Records from a dataset:
________________________

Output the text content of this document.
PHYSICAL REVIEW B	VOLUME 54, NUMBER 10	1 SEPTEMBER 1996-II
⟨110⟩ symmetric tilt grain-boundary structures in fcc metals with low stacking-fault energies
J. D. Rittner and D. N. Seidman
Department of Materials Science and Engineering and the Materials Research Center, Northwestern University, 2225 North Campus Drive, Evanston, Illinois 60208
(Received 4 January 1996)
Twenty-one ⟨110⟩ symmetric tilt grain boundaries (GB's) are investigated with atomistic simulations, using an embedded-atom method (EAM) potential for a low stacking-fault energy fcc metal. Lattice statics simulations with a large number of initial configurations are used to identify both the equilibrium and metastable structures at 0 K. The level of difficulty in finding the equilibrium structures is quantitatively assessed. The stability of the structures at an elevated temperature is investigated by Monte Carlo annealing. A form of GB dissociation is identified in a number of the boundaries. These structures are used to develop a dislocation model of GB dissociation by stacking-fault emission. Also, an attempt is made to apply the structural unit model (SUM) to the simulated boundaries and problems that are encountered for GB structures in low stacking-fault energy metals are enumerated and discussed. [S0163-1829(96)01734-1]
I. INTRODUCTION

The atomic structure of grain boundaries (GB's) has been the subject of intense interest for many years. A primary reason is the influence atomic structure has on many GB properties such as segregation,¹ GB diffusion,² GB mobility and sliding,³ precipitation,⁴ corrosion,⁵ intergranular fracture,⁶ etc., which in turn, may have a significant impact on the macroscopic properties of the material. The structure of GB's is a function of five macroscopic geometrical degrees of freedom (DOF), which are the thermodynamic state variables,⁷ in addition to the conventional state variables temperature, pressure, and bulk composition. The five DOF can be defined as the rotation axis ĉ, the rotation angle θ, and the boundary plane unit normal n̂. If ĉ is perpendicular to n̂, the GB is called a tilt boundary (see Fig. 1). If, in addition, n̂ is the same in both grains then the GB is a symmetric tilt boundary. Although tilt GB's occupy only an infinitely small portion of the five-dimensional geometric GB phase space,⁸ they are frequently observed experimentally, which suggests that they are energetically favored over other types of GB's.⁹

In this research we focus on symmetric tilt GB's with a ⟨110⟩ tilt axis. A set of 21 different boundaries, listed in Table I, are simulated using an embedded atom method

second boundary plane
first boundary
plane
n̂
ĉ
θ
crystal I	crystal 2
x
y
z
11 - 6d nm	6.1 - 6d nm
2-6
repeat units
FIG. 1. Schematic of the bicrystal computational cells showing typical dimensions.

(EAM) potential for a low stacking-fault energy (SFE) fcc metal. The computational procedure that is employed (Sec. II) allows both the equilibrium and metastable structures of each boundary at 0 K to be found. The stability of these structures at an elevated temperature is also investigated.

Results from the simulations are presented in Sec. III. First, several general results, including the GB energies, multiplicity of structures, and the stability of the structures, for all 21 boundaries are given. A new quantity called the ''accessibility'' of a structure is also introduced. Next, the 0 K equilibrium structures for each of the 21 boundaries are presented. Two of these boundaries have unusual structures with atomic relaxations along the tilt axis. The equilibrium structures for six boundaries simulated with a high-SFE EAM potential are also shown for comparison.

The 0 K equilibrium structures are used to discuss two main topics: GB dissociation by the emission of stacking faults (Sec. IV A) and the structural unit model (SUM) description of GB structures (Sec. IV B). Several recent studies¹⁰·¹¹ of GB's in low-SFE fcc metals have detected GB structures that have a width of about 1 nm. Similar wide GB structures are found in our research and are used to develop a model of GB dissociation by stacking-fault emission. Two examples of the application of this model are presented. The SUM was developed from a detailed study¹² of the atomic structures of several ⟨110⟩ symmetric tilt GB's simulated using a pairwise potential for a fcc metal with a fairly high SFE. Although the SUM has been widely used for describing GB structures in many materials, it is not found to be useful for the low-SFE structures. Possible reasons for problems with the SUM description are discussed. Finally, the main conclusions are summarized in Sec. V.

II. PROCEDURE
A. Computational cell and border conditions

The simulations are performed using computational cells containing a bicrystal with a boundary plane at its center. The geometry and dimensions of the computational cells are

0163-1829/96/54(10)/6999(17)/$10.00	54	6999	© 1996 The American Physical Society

________________________

• **Problem requirements**:
Find all lines holding the word "dimensions" in the records above and copy them.

• **Answer section**:
FIG. 1. Schematic of the bicrystal computational cells showing typical dimensions.
The simulations are performed using computational cells containing a bicrystal with a boundary plane at its center. The geometry and dimensions of the computational cells are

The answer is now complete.